◆ **INSTRUCTIONS FOR THE TASK**: What lines of the data include the string "title"? Copy them all.

◆ **SOURCE MATERIAL**:
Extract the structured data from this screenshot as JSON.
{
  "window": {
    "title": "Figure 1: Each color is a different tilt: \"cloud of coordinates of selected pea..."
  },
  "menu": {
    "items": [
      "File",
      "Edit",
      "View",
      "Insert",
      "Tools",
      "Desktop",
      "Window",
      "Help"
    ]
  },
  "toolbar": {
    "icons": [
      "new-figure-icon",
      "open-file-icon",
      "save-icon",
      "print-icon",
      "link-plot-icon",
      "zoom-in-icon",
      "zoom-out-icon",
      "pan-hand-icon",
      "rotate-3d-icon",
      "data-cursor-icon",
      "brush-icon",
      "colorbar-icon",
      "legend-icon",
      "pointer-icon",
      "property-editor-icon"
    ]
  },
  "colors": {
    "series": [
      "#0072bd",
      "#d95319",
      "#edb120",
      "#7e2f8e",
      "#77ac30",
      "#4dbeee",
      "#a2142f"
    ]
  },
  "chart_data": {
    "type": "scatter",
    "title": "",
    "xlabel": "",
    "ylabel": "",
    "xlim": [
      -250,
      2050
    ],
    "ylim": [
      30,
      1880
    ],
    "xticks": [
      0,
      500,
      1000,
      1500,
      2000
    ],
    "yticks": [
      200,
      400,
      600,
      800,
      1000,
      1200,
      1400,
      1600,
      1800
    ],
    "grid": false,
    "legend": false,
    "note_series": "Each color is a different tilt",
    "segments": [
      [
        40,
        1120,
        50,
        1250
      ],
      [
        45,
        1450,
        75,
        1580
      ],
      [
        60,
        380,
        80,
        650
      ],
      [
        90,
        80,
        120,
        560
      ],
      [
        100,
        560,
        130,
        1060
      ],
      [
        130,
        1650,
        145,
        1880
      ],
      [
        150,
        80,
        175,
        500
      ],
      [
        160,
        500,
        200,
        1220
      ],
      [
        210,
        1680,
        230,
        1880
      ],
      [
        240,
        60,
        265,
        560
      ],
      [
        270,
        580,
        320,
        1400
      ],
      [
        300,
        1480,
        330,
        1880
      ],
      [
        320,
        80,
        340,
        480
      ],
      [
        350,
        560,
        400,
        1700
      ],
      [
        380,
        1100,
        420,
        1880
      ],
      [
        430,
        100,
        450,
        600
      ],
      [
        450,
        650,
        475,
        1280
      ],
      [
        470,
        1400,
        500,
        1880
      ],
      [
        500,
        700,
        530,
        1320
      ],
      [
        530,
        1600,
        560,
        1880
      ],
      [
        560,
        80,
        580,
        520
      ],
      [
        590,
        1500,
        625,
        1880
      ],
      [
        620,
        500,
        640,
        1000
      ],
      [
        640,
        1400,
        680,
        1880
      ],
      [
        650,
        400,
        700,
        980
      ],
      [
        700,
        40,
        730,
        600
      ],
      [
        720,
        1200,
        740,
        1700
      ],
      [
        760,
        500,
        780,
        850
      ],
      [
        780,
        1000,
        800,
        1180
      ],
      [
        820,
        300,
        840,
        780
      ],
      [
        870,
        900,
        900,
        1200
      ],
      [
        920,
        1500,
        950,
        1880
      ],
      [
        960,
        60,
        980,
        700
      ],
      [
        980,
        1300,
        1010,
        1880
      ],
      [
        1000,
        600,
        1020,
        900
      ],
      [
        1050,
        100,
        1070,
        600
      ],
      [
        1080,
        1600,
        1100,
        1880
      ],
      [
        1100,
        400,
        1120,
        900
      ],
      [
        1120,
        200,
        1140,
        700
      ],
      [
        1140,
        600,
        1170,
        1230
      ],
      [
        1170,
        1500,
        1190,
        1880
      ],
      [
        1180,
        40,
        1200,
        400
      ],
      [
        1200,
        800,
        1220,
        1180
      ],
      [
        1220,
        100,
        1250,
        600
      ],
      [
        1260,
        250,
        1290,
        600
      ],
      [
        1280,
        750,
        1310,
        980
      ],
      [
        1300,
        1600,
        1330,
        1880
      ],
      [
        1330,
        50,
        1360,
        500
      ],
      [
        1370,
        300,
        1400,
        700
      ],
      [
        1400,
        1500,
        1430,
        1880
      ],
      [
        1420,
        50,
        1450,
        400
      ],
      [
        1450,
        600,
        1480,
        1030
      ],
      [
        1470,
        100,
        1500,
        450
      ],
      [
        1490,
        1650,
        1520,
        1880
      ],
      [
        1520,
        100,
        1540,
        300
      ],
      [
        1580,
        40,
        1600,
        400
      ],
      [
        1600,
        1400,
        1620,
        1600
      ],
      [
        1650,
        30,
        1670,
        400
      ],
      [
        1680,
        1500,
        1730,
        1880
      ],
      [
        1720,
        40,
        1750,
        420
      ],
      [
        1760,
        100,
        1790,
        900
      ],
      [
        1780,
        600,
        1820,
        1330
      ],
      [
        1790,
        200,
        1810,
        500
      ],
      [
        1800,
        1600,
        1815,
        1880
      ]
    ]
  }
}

◆ **FULL ANSWER**:
    "title": "Figure 1: Each color is a different tilt: \"cloud of coordinates of selected pea..."
    "title": "",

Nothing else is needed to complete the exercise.